REQUIRED TASK: Using the data below, copy every line that contains the word "Oceanic".

##### RECORDS FOR THIS TASK

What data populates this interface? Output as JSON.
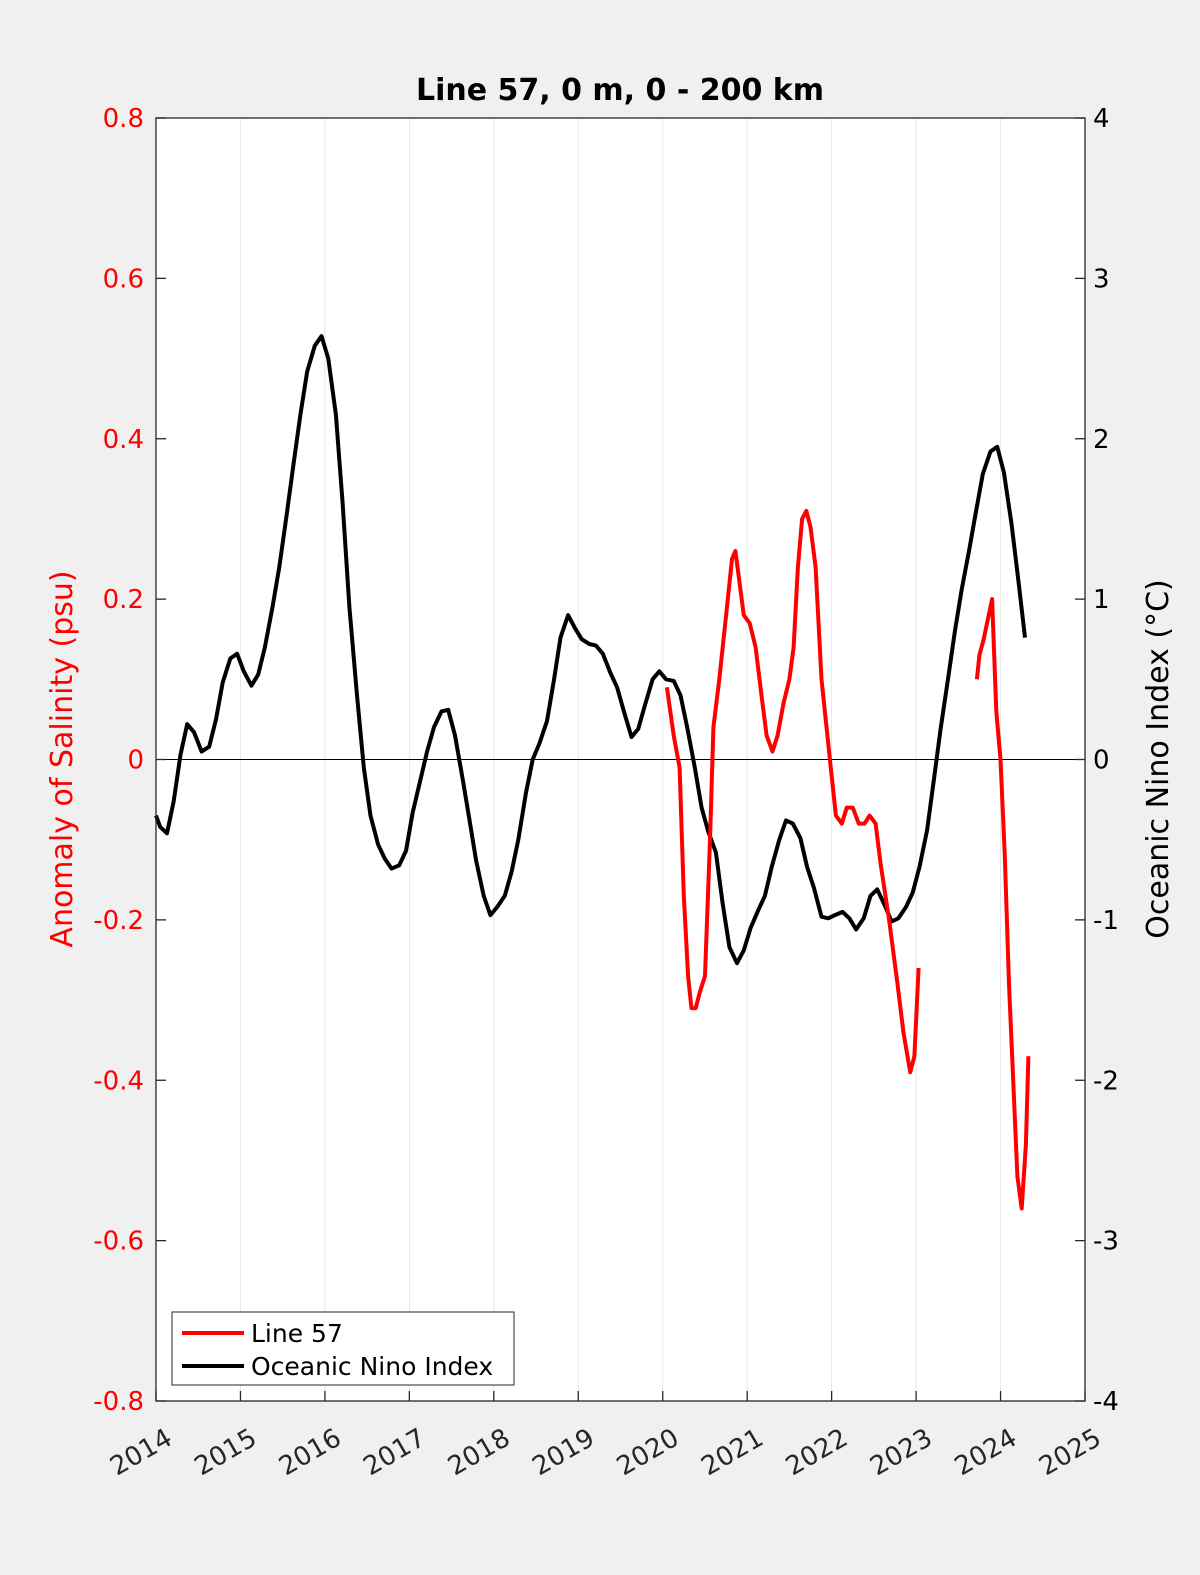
{
  "chart_data": {
    "type": "line",
    "title": "Line 57, 0 m, 0 - 200 km",
    "ylabel_left": "Anomaly of Salinity (psu)",
    "ylabel_right": "Oceanic Nino Index (°C)",
    "xlim": [
      2014,
      2025
    ],
    "ylim_left": [
      -0.8,
      0.8
    ],
    "ylim_right": [
      -4,
      4
    ],
    "x_ticks": [
      2014,
      2015,
      2016,
      2017,
      2018,
      2019,
      2020,
      2021,
      2022,
      2023,
      2024,
      2025
    ],
    "x_tick_labels": [
      "2014",
      "2015",
      "2016",
      "2017",
      "2018",
      "2019",
      "2020",
      "2021",
      "2022",
      "2023",
      "2024",
      "2025"
    ],
    "y_left_ticks": [
      0.8,
      0.6,
      0.4,
      0.2,
      0,
      -0.2,
      -0.4,
      -0.6,
      -0.8
    ],
    "y_left_tick_labels": [
      "0.8",
      "0.6",
      "0.4",
      "0.2",
      "0",
      "-0.2",
      "-0.4",
      "-0.6",
      "-0.8"
    ],
    "y_right_ticks": [
      4,
      3,
      2,
      1,
      0,
      -1,
      -2,
      -3,
      -4
    ],
    "y_right_tick_labels": [
      "4",
      "3",
      "2",
      "1",
      "0",
      "-1",
      "-2",
      "-3",
      "-4"
    ],
    "grid": "vertical",
    "zero_line": true,
    "legend_placement": "bottom-left",
    "colors": {
      "line57": "#ff0000",
      "oni": "#000000",
      "left_axis": "#ff0000",
      "right_axis": "#000000"
    },
    "series": [
      {
        "name": "Line 57",
        "axis": "left",
        "color": "#ff0000",
        "segments": [
          [
            [
              2020.05,
              0.09
            ],
            [
              2020.13,
              0.03
            ],
            [
              2020.2,
              -0.01
            ],
            [
              2020.25,
              -0.17
            ],
            [
              2020.3,
              -0.27
            ],
            [
              2020.34,
              -0.31
            ],
            [
              2020.39,
              -0.31
            ],
            [
              2020.44,
              -0.29
            ],
            [
              2020.5,
              -0.27
            ],
            [
              2020.56,
              -0.1
            ],
            [
              2020.6,
              0.04
            ],
            [
              2020.67,
              0.1
            ],
            [
              2020.75,
              0.18
            ],
            [
              2020.82,
              0.25
            ],
            [
              2020.86,
              0.26
            ],
            [
              2020.91,
              0.22
            ],
            [
              2020.96,
              0.18
            ],
            [
              2021.03,
              0.17
            ],
            [
              2021.1,
              0.14
            ],
            [
              2021.17,
              0.08
            ],
            [
              2021.23,
              0.03
            ],
            [
              2021.3,
              0.01
            ],
            [
              2021.36,
              0.03
            ],
            [
              2021.43,
              0.07
            ],
            [
              2021.5,
              0.1
            ],
            [
              2021.55,
              0.14
            ],
            [
              2021.6,
              0.24
            ],
            [
              2021.65,
              0.3
            ],
            [
              2021.7,
              0.31
            ],
            [
              2021.75,
              0.29
            ],
            [
              2021.81,
              0.24
            ],
            [
              2021.88,
              0.1
            ],
            [
              2021.95,
              0.03
            ],
            [
              2022.0,
              -0.02
            ],
            [
              2022.05,
              -0.07
            ],
            [
              2022.12,
              -0.08
            ],
            [
              2022.18,
              -0.06
            ],
            [
              2022.25,
              -0.06
            ],
            [
              2022.32,
              -0.08
            ],
            [
              2022.39,
              -0.08
            ],
            [
              2022.45,
              -0.07
            ],
            [
              2022.52,
              -0.08
            ],
            [
              2022.58,
              -0.13
            ],
            [
              2022.68,
              -0.2
            ],
            [
              2022.78,
              -0.28
            ],
            [
              2022.85,
              -0.34
            ],
            [
              2022.93,
              -0.39
            ],
            [
              2022.98,
              -0.37
            ],
            [
              2023.03,
              -0.26
            ]
          ],
          [
            [
              2023.72,
              0.1
            ],
            [
              2023.75,
              0.13
            ],
            [
              2023.8,
              0.15
            ],
            [
              2023.9,
              0.2
            ],
            [
              2023.95,
              0.06
            ],
            [
              2024.0,
              0.0
            ],
            [
              2024.05,
              -0.12
            ],
            [
              2024.1,
              -0.28
            ],
            [
              2024.15,
              -0.4
            ],
            [
              2024.2,
              -0.52
            ],
            [
              2024.25,
              -0.56
            ],
            [
              2024.3,
              -0.48
            ],
            [
              2024.33,
              -0.37
            ]
          ]
        ]
      },
      {
        "name": "Oceanic Nino Index",
        "axis": "right",
        "color": "#000000",
        "points": [
          [
            2014.0,
            -0.35
          ],
          [
            2014.05,
            -0.42
          ],
          [
            2014.13,
            -0.46
          ],
          [
            2014.21,
            -0.26
          ],
          [
            2014.29,
            0.03
          ],
          [
            2014.37,
            0.22
          ],
          [
            2014.45,
            0.17
          ],
          [
            2014.54,
            0.05
          ],
          [
            2014.63,
            0.08
          ],
          [
            2014.71,
            0.25
          ],
          [
            2014.79,
            0.48
          ],
          [
            2014.88,
            0.63
          ],
          [
            2014.96,
            0.66
          ],
          [
            2015.04,
            0.55
          ],
          [
            2015.13,
            0.46
          ],
          [
            2015.21,
            0.53
          ],
          [
            2015.29,
            0.7
          ],
          [
            2015.38,
            0.95
          ],
          [
            2015.46,
            1.2
          ],
          [
            2015.54,
            1.5
          ],
          [
            2015.63,
            1.85
          ],
          [
            2015.71,
            2.15
          ],
          [
            2015.79,
            2.42
          ],
          [
            2015.88,
            2.58
          ],
          [
            2015.96,
            2.64
          ],
          [
            2016.04,
            2.5
          ],
          [
            2016.13,
            2.15
          ],
          [
            2016.21,
            1.6
          ],
          [
            2016.29,
            0.95
          ],
          [
            2016.38,
            0.4
          ],
          [
            2016.46,
            -0.05
          ],
          [
            2016.54,
            -0.35
          ],
          [
            2016.63,
            -0.53
          ],
          [
            2016.71,
            -0.62
          ],
          [
            2016.79,
            -0.68
          ],
          [
            2016.88,
            -0.66
          ],
          [
            2016.96,
            -0.57
          ],
          [
            2017.04,
            -0.33
          ],
          [
            2017.13,
            -0.13
          ],
          [
            2017.21,
            0.05
          ],
          [
            2017.29,
            0.2
          ],
          [
            2017.38,
            0.3
          ],
          [
            2017.46,
            0.31
          ],
          [
            2017.54,
            0.15
          ],
          [
            2017.63,
            -0.12
          ],
          [
            2017.71,
            -0.37
          ],
          [
            2017.79,
            -0.63
          ],
          [
            2017.88,
            -0.85
          ],
          [
            2017.96,
            -0.97
          ],
          [
            2018.04,
            -0.92
          ],
          [
            2018.13,
            -0.85
          ],
          [
            2018.21,
            -0.7
          ],
          [
            2018.29,
            -0.5
          ],
          [
            2018.38,
            -0.21
          ],
          [
            2018.46,
            0.0
          ],
          [
            2018.54,
            0.1
          ],
          [
            2018.63,
            0.24
          ],
          [
            2018.71,
            0.49
          ],
          [
            2018.79,
            0.76
          ],
          [
            2018.88,
            0.9
          ],
          [
            2018.96,
            0.82
          ],
          [
            2019.04,
            0.75
          ],
          [
            2019.13,
            0.72
          ],
          [
            2019.21,
            0.71
          ],
          [
            2019.29,
            0.66
          ],
          [
            2019.38,
            0.54
          ],
          [
            2019.46,
            0.45
          ],
          [
            2019.54,
            0.3
          ],
          [
            2019.63,
            0.14
          ],
          [
            2019.71,
            0.19
          ],
          [
            2019.79,
            0.34
          ],
          [
            2019.88,
            0.5
          ],
          [
            2019.96,
            0.55
          ],
          [
            2020.04,
            0.5
          ],
          [
            2020.13,
            0.49
          ],
          [
            2020.21,
            0.4
          ],
          [
            2020.29,
            0.2
          ],
          [
            2020.38,
            -0.05
          ],
          [
            2020.46,
            -0.3
          ],
          [
            2020.54,
            -0.45
          ],
          [
            2020.63,
            -0.58
          ],
          [
            2020.71,
            -0.9
          ],
          [
            2020.79,
            -1.17
          ],
          [
            2020.88,
            -1.27
          ],
          [
            2020.96,
            -1.19
          ],
          [
            2021.04,
            -1.05
          ],
          [
            2021.13,
            -0.94
          ],
          [
            2021.21,
            -0.85
          ],
          [
            2021.29,
            -0.67
          ],
          [
            2021.38,
            -0.5
          ],
          [
            2021.46,
            -0.38
          ],
          [
            2021.54,
            -0.4
          ],
          [
            2021.63,
            -0.49
          ],
          [
            2021.71,
            -0.67
          ],
          [
            2021.79,
            -0.8
          ],
          [
            2021.88,
            -0.98
          ],
          [
            2021.96,
            -0.99
          ],
          [
            2022.04,
            -0.97
          ],
          [
            2022.13,
            -0.95
          ],
          [
            2022.21,
            -0.99
          ],
          [
            2022.29,
            -1.06
          ],
          [
            2022.38,
            -0.99
          ],
          [
            2022.46,
            -0.85
          ],
          [
            2022.54,
            -0.81
          ],
          [
            2022.63,
            -0.91
          ],
          [
            2022.71,
            -1.01
          ],
          [
            2022.79,
            -0.99
          ],
          [
            2022.88,
            -0.92
          ],
          [
            2022.96,
            -0.83
          ],
          [
            2023.04,
            -0.67
          ],
          [
            2023.13,
            -0.44
          ],
          [
            2023.21,
            -0.13
          ],
          [
            2023.29,
            0.19
          ],
          [
            2023.38,
            0.51
          ],
          [
            2023.46,
            0.8
          ],
          [
            2023.54,
            1.06
          ],
          [
            2023.63,
            1.31
          ],
          [
            2023.71,
            1.55
          ],
          [
            2023.79,
            1.78
          ],
          [
            2023.88,
            1.92
          ],
          [
            2023.96,
            1.95
          ],
          [
            2024.04,
            1.79
          ],
          [
            2024.13,
            1.47
          ],
          [
            2024.21,
            1.12
          ],
          [
            2024.29,
            0.76
          ]
        ]
      }
    ]
  }
}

##########

WRITTEN ANSWER:
    "ylabel_right": "Oceanic Nino Index (°C)",
        "name": "Oceanic Nino Index",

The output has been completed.